Stored data:
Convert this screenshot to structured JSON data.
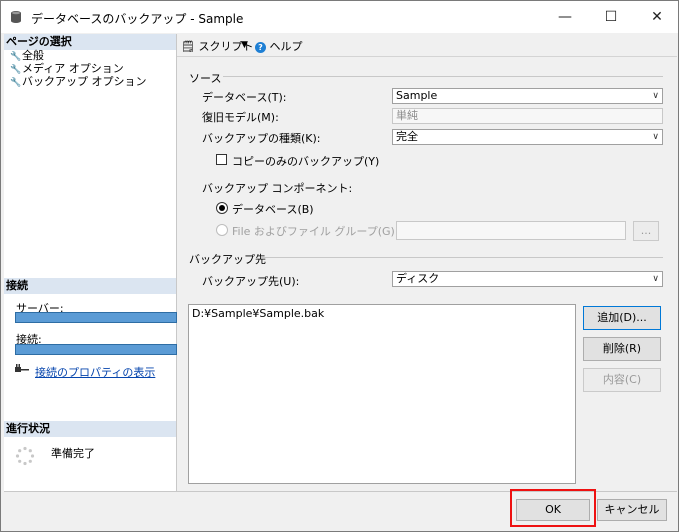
{
  "window": {
    "title": "データベースのバックアップ - Sample",
    "min_glyph": "—",
    "max_glyph": "☐",
    "close_glyph": "✕"
  },
  "sidebar": {
    "pages_header": "ページの選択",
    "items": [
      {
        "label": "全般"
      },
      {
        "label": "メディア オプション"
      },
      {
        "label": "バックアップ オプション"
      }
    ],
    "connection_header": "接続",
    "server_label": "サーバー:",
    "connection_label": "接続:",
    "properties_link": "接続のプロパティの表示",
    "progress_header": "進行状況",
    "progress_status": "準備完了"
  },
  "toolbar": {
    "script_label": "スクリプト",
    "help_label": "ヘルプ"
  },
  "source": {
    "group_label": "ソース",
    "database_label": "データベース(T):",
    "database_value": "Sample",
    "recovery_label": "復旧モデル(M):",
    "recovery_value": "単純",
    "backup_type_label": "バックアップの種類(K):",
    "backup_type_value": "完全",
    "copy_only_label": "コピーのみのバックアップ(Y)",
    "component_label": "バックアップ コンポーネント:",
    "radio_database": "データベース(B)",
    "radio_files": "File およびファイル グループ(G):",
    "browse_label": "..."
  },
  "destination": {
    "group_label": "バックアップ先",
    "dest_label": "バックアップ先(U):",
    "dest_value": "ディスク",
    "paths": [
      "D:¥Sample¥Sample.bak"
    ],
    "add_button": "追加(D)...",
    "remove_button": "削除(R)",
    "contents_button": "内容(C)"
  },
  "footer": {
    "ok_button": "OK",
    "cancel_button": "キャンセル"
  },
  "colors": {
    "connection_bar": "#5b9bd5",
    "section_header": "#dbe5f1",
    "highlight": "#ee1111"
  }
}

• _Stated goal_:
Print every record above exactly as written, leaving out the pictures.

• _Response to this exercise_:
Convert this screenshot to structured JSON data.
{
  "window": {
    "title": "データベースのバックアップ - Sample",
    "min_glyph": "—",
    "max_glyph": "☐",
    "close_glyph": "✕"
  },
  "sidebar": {
    "pages_header": "ページの選択",
    "items": [
      {
        "label": "全般"
      },
      {
        "label": "メディア オプション"
      },
      {
        "label": "バックアップ オプション"
      }
    ],
    "connection_header": "接続",
    "server_label": "サーバー:",
    "connection_label": "接続:",
    "properties_link": "接続のプロパティの表示",
    "progress_header": "進行状況",
    "progress_status": "準備完了"
  },
  "toolbar": {
    "script_label": "スクリプト",
    "help_label": "ヘルプ"
  },
  "source": {
    "group_label": "ソース",
    "database_label": "データベース(T):",
    "database_value": "Sample",
    "recovery_label": "復旧モデル(M):",
    "recovery_value": "単純",
    "backup_type_label": "バックアップの種類(K):",
    "backup_type_value": "完全",
    "copy_only_label": "コピーのみのバックアップ(Y)",
    "component_label": "バックアップ コンポーネント:",
    "radio_database": "データベース(B)",
    "radio_files": "File およびファイル グループ(G):",
    "browse_label": "..."
  },
  "destination": {
    "group_label": "バックアップ先",
    "dest_label": "バックアップ先(U):",
    "dest_value": "ディスク",
    "paths": [
      "D:¥Sample¥Sample.bak"
    ],
    "add_button": "追加(D)...",
    "remove_button": "削除(R)",
    "contents_button": "内容(C)"
  },
  "footer": {
    "ok_button": "OK",
    "cancel_button": "キャンセル"
  },
  "colors": {
    "connection_bar": "#5b9bd5",
    "section_header": "#dbe5f1",
    "highlight": "#ee1111"
  }
}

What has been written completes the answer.